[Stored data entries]
* START *
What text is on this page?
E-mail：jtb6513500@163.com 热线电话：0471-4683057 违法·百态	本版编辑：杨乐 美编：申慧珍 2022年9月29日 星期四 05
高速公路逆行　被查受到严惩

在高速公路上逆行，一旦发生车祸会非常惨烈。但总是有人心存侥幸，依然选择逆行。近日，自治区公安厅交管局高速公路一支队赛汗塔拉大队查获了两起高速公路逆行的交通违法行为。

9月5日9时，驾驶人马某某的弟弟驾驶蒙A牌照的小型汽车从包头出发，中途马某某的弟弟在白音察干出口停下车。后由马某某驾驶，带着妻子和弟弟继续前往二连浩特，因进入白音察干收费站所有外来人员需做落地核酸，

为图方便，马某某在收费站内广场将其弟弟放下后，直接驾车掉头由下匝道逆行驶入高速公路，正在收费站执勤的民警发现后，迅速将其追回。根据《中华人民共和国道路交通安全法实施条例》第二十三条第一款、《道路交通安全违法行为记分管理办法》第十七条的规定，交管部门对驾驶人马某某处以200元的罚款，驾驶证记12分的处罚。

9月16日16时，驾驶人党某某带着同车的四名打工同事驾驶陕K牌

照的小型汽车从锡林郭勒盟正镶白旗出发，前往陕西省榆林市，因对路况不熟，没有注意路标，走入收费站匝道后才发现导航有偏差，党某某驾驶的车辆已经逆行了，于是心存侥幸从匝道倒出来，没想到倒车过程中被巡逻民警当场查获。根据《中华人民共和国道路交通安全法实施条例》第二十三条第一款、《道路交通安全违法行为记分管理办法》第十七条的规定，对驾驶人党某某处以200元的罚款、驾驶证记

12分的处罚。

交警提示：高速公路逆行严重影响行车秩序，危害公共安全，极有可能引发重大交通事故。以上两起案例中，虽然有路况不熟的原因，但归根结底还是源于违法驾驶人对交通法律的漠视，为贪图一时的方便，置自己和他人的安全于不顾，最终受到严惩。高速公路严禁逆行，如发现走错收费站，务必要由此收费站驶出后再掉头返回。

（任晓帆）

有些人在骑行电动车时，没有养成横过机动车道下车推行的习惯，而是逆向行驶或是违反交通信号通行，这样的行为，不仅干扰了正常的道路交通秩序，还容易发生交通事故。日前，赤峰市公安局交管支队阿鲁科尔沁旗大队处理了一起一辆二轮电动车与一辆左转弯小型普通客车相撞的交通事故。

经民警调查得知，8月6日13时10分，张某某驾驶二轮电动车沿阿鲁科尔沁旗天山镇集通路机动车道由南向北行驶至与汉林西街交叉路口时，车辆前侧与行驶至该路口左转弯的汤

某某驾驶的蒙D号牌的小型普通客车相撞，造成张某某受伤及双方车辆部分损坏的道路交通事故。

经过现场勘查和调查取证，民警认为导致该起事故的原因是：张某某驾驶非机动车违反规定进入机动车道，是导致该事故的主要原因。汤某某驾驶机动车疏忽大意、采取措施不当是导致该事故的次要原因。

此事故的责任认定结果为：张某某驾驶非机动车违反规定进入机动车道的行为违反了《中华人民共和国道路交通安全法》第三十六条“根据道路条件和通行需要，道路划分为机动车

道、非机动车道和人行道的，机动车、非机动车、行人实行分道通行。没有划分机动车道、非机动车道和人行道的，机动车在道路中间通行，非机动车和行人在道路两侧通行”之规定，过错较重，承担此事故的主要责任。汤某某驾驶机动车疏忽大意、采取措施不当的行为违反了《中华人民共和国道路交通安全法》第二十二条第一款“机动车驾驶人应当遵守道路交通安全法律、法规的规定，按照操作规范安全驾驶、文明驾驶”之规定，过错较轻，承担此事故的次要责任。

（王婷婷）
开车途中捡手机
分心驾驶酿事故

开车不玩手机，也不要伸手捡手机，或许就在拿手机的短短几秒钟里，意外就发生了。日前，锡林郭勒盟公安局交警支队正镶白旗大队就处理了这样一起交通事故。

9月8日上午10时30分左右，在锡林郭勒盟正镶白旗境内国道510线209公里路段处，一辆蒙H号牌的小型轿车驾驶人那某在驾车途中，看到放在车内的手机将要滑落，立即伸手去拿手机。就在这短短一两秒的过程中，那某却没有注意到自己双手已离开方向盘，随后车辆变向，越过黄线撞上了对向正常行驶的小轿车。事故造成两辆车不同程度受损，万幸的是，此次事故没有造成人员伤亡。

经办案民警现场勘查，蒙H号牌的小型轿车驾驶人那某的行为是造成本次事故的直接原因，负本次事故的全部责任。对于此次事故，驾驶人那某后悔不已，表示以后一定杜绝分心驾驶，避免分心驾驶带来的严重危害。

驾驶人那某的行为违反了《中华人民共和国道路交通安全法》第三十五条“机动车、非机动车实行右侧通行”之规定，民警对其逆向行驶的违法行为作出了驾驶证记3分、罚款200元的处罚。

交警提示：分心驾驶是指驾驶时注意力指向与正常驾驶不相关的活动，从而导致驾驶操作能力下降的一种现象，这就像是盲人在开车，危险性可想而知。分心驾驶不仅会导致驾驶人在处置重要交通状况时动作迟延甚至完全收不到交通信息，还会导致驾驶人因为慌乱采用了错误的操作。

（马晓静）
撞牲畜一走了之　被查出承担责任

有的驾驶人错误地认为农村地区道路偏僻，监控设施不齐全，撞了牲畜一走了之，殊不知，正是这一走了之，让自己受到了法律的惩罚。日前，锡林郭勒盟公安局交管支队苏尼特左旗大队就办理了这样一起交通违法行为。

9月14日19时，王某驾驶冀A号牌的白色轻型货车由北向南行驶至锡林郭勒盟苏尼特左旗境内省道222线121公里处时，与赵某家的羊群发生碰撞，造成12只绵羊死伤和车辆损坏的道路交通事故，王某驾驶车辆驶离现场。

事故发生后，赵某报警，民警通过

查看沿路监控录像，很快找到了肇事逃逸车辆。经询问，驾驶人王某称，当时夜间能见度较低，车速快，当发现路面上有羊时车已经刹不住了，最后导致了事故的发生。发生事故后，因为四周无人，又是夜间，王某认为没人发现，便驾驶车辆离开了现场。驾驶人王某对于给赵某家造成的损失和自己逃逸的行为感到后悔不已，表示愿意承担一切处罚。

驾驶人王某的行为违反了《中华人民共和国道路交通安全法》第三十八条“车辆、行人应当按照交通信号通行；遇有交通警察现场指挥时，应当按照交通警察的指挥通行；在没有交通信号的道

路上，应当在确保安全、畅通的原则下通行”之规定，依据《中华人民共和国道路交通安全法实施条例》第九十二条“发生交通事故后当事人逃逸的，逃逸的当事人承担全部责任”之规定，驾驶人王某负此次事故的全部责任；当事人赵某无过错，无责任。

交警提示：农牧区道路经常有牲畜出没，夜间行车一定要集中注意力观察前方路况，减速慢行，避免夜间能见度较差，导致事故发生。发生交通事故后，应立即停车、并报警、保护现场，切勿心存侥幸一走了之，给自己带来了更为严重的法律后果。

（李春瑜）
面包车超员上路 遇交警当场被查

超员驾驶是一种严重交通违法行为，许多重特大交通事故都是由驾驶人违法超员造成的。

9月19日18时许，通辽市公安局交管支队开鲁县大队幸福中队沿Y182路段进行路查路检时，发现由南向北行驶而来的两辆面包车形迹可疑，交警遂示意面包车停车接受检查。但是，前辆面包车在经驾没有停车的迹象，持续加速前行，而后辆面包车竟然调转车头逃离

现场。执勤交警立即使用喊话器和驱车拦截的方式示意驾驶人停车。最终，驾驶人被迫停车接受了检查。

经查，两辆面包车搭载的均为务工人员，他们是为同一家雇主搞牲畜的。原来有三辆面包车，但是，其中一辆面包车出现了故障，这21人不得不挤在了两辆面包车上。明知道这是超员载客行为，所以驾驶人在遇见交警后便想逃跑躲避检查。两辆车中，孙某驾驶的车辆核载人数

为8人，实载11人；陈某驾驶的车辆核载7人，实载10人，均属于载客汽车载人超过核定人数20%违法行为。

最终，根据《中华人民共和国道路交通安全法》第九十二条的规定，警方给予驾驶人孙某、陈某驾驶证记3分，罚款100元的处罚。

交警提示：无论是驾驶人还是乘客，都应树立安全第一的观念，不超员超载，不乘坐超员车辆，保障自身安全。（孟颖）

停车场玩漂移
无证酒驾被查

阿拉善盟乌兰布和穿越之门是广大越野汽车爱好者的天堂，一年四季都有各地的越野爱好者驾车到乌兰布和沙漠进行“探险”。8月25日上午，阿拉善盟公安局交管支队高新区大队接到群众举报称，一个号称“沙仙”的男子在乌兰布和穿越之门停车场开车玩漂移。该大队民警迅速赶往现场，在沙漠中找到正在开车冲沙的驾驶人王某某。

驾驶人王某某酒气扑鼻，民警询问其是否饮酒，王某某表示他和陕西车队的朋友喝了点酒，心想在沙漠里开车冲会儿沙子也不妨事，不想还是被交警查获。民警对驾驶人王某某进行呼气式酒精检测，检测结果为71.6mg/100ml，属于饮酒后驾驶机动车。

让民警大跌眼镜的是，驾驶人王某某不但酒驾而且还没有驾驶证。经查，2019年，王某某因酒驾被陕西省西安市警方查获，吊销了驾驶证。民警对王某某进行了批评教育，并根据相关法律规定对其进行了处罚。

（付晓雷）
* END *
* _Aim_:
Find the lines that include the string "汤某某驾驶机动车疏忽大意", then copy each of them.

* _Final answer_:
经过现场勘查和调查取证，民警认为导致该起事故的原因是：张某某驾驶非机动车违反规定进入机动车道，是导致该事故的主要原因。汤某某驾驶机动车疏忽大意、采取措施不当是导致该事故的次要原因。
道、非机动车道和人行道的，机动车、非机动车、行人实行分道通行。没有划分机动车道、非机动车道和人行道的，机动车在道路中间通行，非机动车和行人在道路两侧通行”之规定，过错较重，承担此事故的主要责任。汤某某驾驶机动车疏忽大意、采取措施不当的行为违反了《中华人民共和国道路交通安全法》第二十二条第一款“机动车驾驶人应当遵守道路交通安全法律、法规的规定，按照操作规范安全驾驶、文明驾驶”之规定，过错较轻，承担此事故的次要责任。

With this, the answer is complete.